Requirement:
Restate the whole of the material. Keep every word, and drop the pictures.

-- START Records shown --

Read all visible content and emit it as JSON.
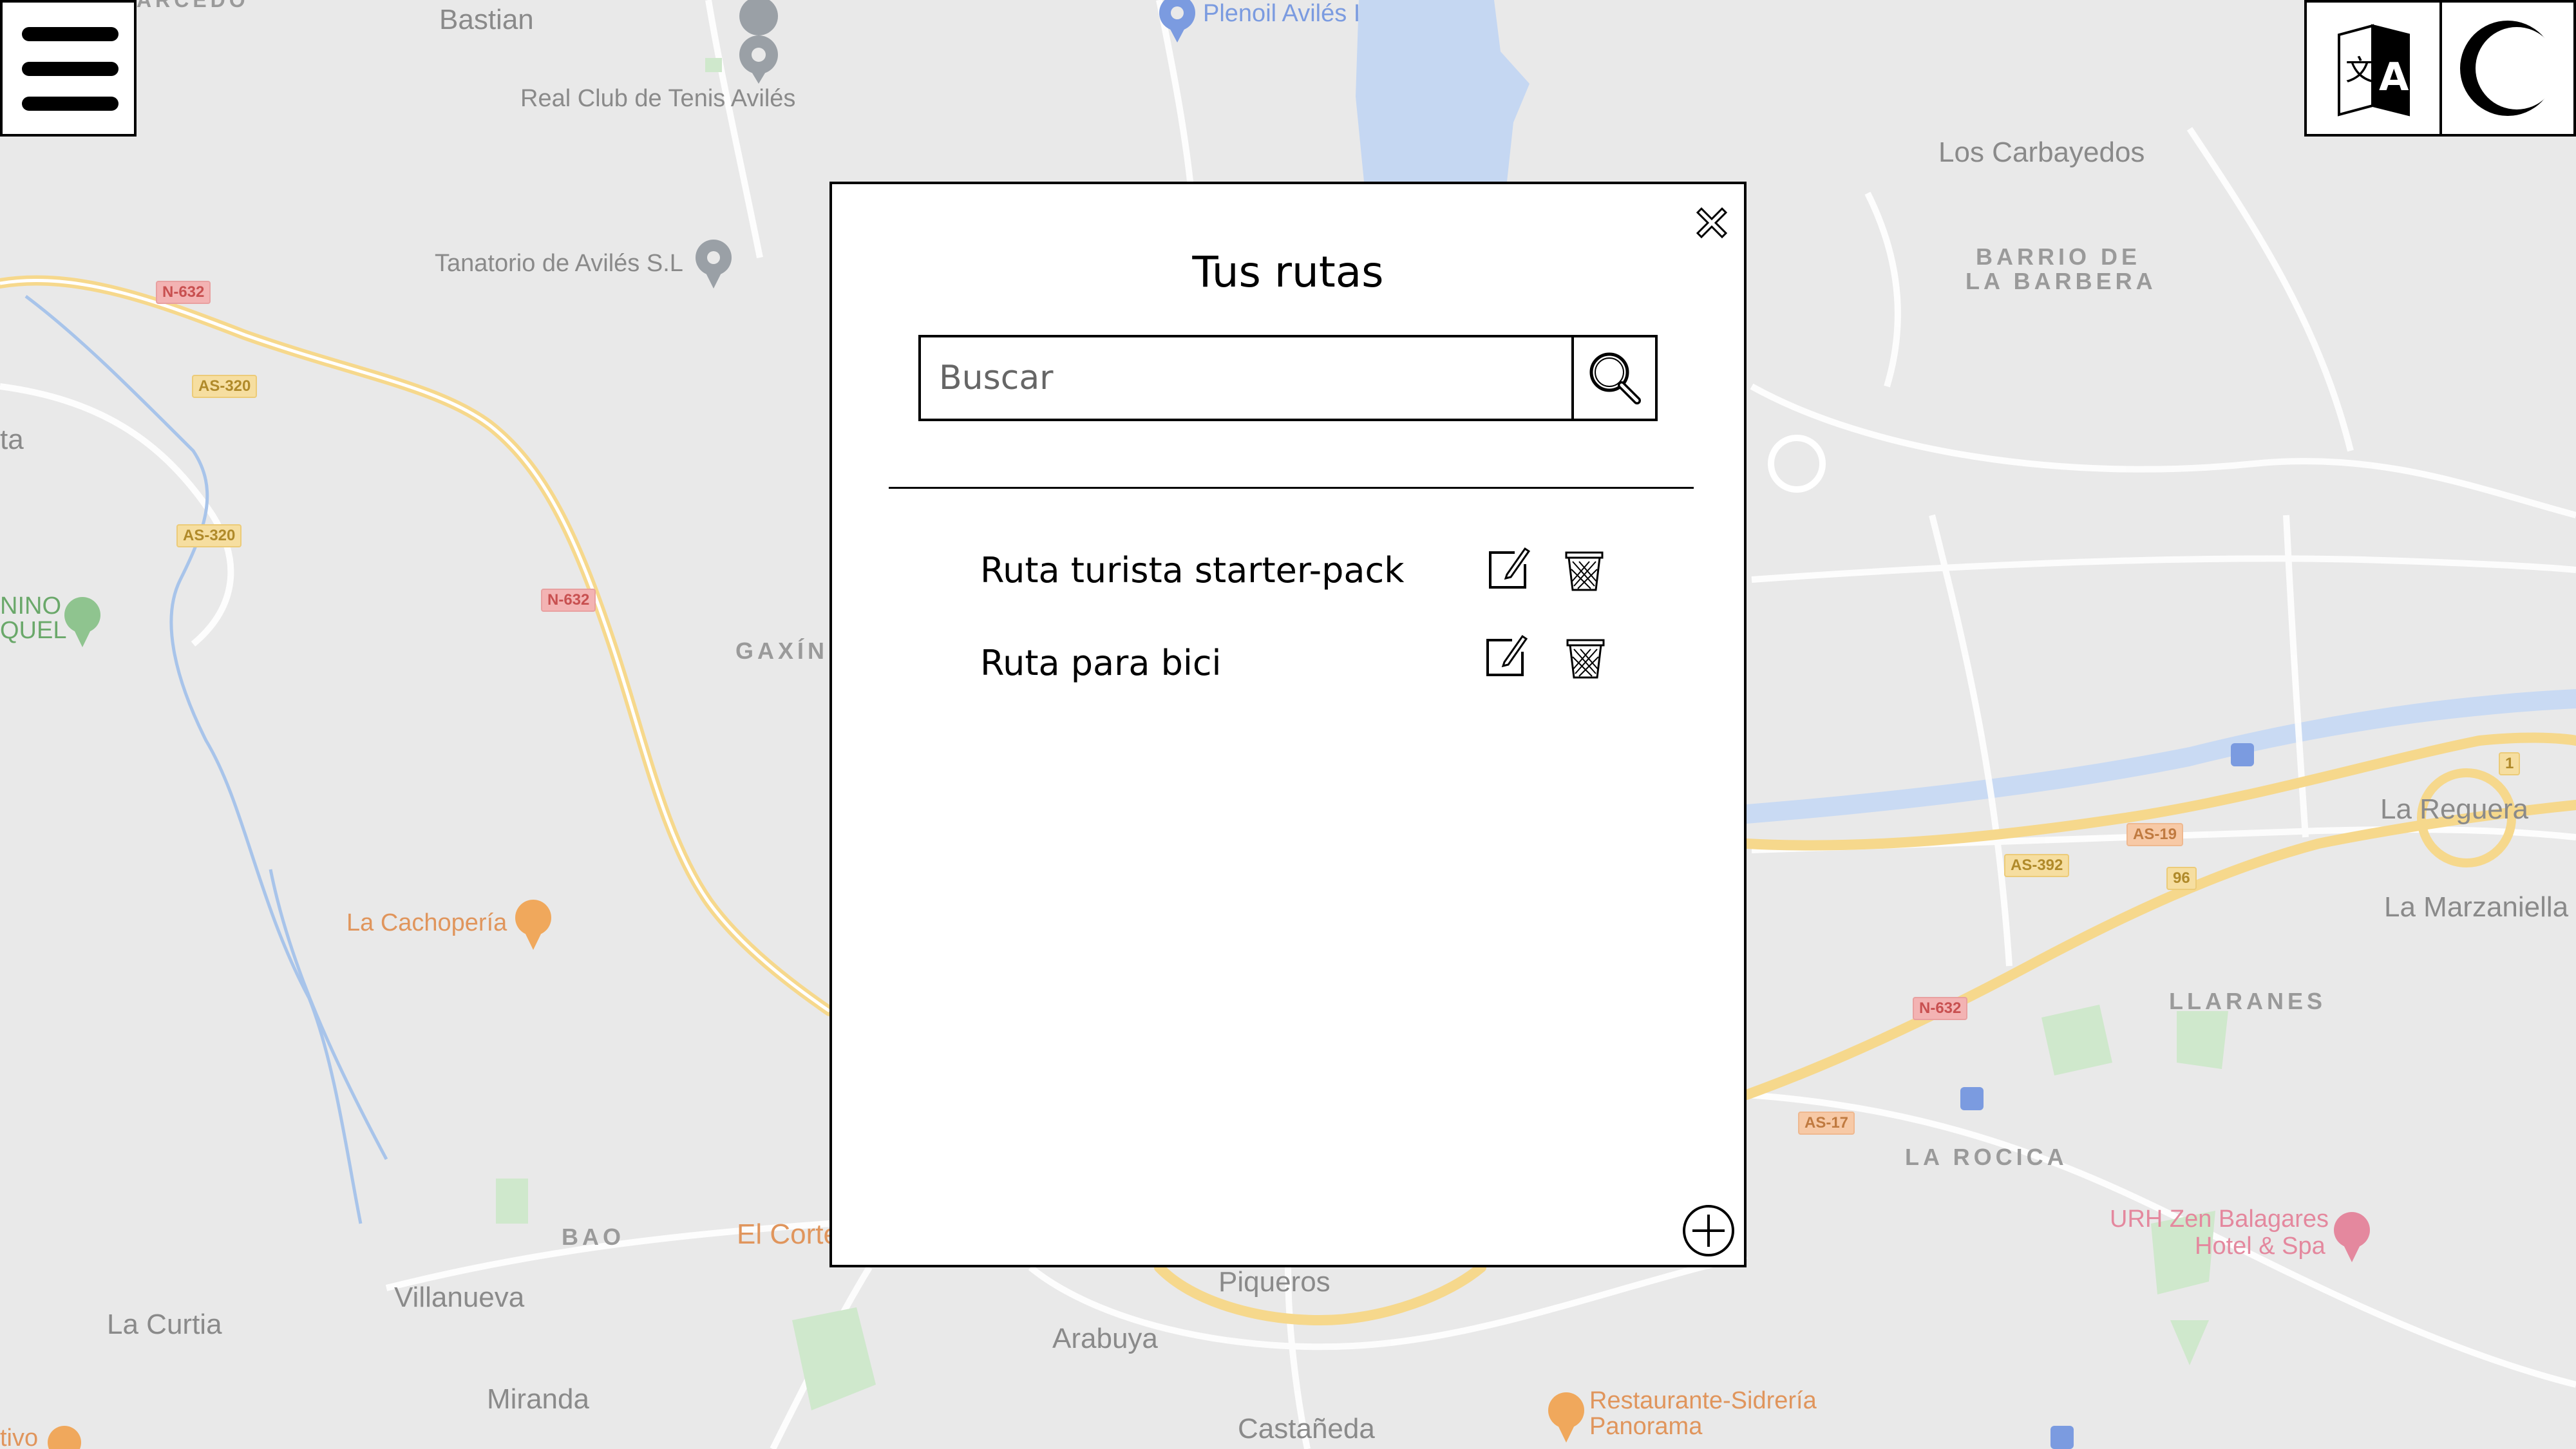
{
  "map": {
    "labels": {
      "bastian": "Bastian",
      "real_club": "Real Club de Tenis Avilés",
      "plenoil": "Plenoil Avilés I",
      "tanatorio": "Tanatorio de Avilés S.L",
      "los_carbayedos": "Los Carbayedos",
      "barrio_1": "BARRIO DE",
      "barrio_2": "LA BARBERA",
      "gaxin": "GAXÍN",
      "la_cachoperia": "La Cachopería",
      "la_reguera": "La Reguera",
      "la_marzaniella": "La Marzaniella",
      "llaranes": "LLARANES",
      "la_rocica": "LA ROCICA",
      "urh_1": "URH Zen Balagares",
      "urh_2": "Hotel & Spa",
      "bao": "BAO",
      "el_corte": "El Corte",
      "villanueva": "Villanueva",
      "la_curtia": "La Curtia",
      "piqueros": "Piqueros",
      "arabuya": "Arabuya",
      "miranda": "Miranda",
      "castaneda": "Castañeda",
      "restaurante_1": "Restaurante-Sidrería",
      "restaurante_2": "Panorama",
      "ninos_1": "NINO",
      "ninos_2": "QUEL",
      "arcedo": "ARCEDO",
      "ta": "ta",
      "tivo": "tivo"
    },
    "shields": {
      "n632_a": "N-632",
      "as320_a": "AS-320",
      "as320_b": "AS-320",
      "n632_b": "N-632",
      "n632_c": "N-632",
      "as19": "AS-19",
      "as392": "AS-392",
      "as17": "AS-17",
      "s96": "96",
      "s1": "1"
    }
  },
  "dialog": {
    "title": "Tus rutas",
    "search_placeholder": "Buscar",
    "routes": [
      {
        "name": "Ruta turista starter-pack"
      },
      {
        "name": "Ruta para bici"
      }
    ]
  },
  "icons": {
    "menu": "hamburger-menu-icon",
    "language": "translate-icon",
    "theme": "dark-mode-icon",
    "close": "close-icon",
    "search": "search-icon",
    "edit": "edit-icon",
    "delete": "trash-icon",
    "add": "add-icon"
  },
  "colors": {
    "map_bg": "#e9e9e9",
    "water": "#c5d7f2",
    "highway": "#f6d88c",
    "dialog_bg": "#ffffff"
  }
}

-- END Records shown --

Written response:
Read all visible content and emit it as JSON.
{
  "map": {
    "labels": {
      "bastian": "Bastian",
      "real_club": "Real Club de Tenis Avilés",
      "plenoil": "Plenoil Avilés I",
      "tanatorio": "Tanatorio de Avilés S.L",
      "los_carbayedos": "Los Carbayedos",
      "barrio_1": "BARRIO DE",
      "barrio_2": "LA BARBERA",
      "gaxin": "GAXÍN",
      "la_cachoperia": "La Cachopería",
      "la_reguera": "La Reguera",
      "la_marzaniella": "La Marzaniella",
      "llaranes": "LLARANES",
      "la_rocica": "LA ROCICA",
      "urh_1": "URH Zen Balagares",
      "urh_2": "Hotel & Spa",
      "bao": "BAO",
      "el_corte": "El Corte",
      "villanueva": "Villanueva",
      "la_curtia": "La Curtia",
      "piqueros": "Piqueros",
      "arabuya": "Arabuya",
      "miranda": "Miranda",
      "castaneda": "Castañeda",
      "restaurante_1": "Restaurante-Sidrería",
      "restaurante_2": "Panorama",
      "ninos_1": "NINO",
      "ninos_2": "QUEL",
      "arcedo": "ARCEDO",
      "ta": "ta",
      "tivo": "tivo"
    },
    "shields": {
      "n632_a": "N-632",
      "as320_a": "AS-320",
      "as320_b": "AS-320",
      "n632_b": "N-632",
      "n632_c": "N-632",
      "as19": "AS-19",
      "as392": "AS-392",
      "as17": "AS-17",
      "s96": "96",
      "s1": "1"
    }
  },
  "dialog": {
    "title": "Tus rutas",
    "search_placeholder": "Buscar",
    "routes": [
      {
        "name": "Ruta turista starter-pack"
      },
      {
        "name": "Ruta para bici"
      }
    ]
  },
  "icons": {
    "menu": "hamburger-menu-icon",
    "language": "translate-icon",
    "theme": "dark-mode-icon",
    "close": "close-icon",
    "search": "search-icon",
    "edit": "edit-icon",
    "delete": "trash-icon",
    "add": "add-icon"
  },
  "colors": {
    "map_bg": "#e9e9e9",
    "water": "#c5d7f2",
    "highway": "#f6d88c",
    "dialog_bg": "#ffffff"
  }
}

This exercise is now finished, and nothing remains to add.